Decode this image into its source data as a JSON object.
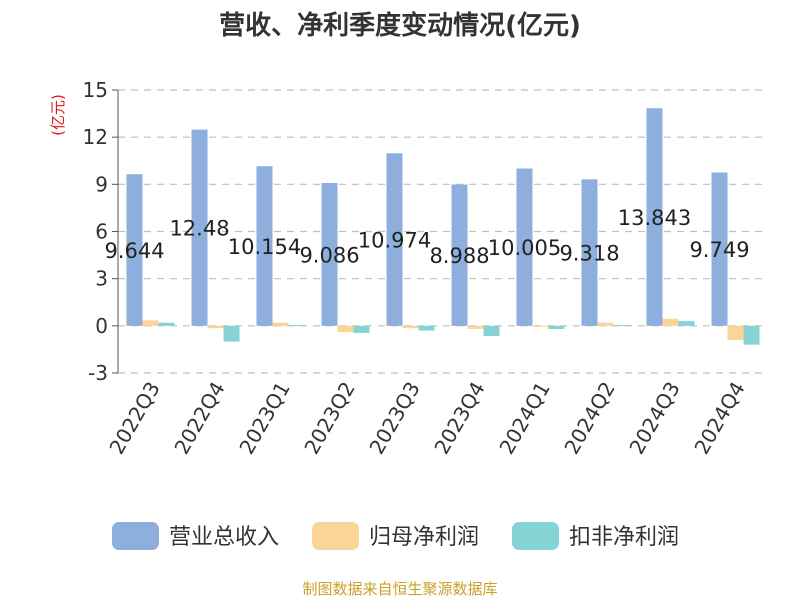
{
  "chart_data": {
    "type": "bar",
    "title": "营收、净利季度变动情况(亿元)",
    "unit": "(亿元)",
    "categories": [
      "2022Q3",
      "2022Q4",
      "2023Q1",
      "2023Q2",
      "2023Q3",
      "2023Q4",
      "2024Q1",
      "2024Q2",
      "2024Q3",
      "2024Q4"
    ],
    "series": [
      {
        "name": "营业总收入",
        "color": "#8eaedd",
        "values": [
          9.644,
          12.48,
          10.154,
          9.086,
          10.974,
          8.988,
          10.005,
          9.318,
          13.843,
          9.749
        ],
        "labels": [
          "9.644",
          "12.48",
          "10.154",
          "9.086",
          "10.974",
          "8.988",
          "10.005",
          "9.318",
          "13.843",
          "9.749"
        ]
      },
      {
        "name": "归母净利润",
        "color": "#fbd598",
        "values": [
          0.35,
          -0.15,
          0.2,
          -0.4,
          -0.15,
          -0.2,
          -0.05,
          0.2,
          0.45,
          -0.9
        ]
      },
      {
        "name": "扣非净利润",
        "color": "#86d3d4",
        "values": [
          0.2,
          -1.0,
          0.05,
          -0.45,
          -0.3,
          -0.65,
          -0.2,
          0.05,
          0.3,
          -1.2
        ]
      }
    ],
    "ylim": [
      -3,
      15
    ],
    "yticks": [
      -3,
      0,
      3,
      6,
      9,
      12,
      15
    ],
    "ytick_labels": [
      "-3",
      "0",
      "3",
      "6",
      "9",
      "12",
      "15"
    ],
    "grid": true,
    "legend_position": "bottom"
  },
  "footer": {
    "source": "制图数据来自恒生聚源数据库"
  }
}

◆ ◆ ◆ ◆ ◆

> **Set task**
Can the entries above be repeated exactly, without their pictures?

> **Exercise answer**
Decode this image into its source data as a JSON object.
{
  "chart_data": {
    "type": "bar",
    "title": "营收、净利季度变动情况(亿元)",
    "unit": "(亿元)",
    "categories": [
      "2022Q3",
      "2022Q4",
      "2023Q1",
      "2023Q2",
      "2023Q3",
      "2023Q4",
      "2024Q1",
      "2024Q2",
      "2024Q3",
      "2024Q4"
    ],
    "series": [
      {
        "name": "营业总收入",
        "color": "#8eaedd",
        "values": [
          9.644,
          12.48,
          10.154,
          9.086,
          10.974,
          8.988,
          10.005,
          9.318,
          13.843,
          9.749
        ],
        "labels": [
          "9.644",
          "12.48",
          "10.154",
          "9.086",
          "10.974",
          "8.988",
          "10.005",
          "9.318",
          "13.843",
          "9.749"
        ]
      },
      {
        "name": "归母净利润",
        "color": "#fbd598",
        "values": [
          0.35,
          -0.15,
          0.2,
          -0.4,
          -0.15,
          -0.2,
          -0.05,
          0.2,
          0.45,
          -0.9
        ]
      },
      {
        "name": "扣非净利润",
        "color": "#86d3d4",
        "values": [
          0.2,
          -1.0,
          0.05,
          -0.45,
          -0.3,
          -0.65,
          -0.2,
          0.05,
          0.3,
          -1.2
        ]
      }
    ],
    "ylim": [
      -3,
      15
    ],
    "yticks": [
      -3,
      0,
      3,
      6,
      9,
      12,
      15
    ],
    "ytick_labels": [
      "-3",
      "0",
      "3",
      "6",
      "9",
      "12",
      "15"
    ],
    "grid": true,
    "legend_position": "bottom"
  },
  "footer": {
    "source": "制图数据来自恒生聚源数据库"
  }
}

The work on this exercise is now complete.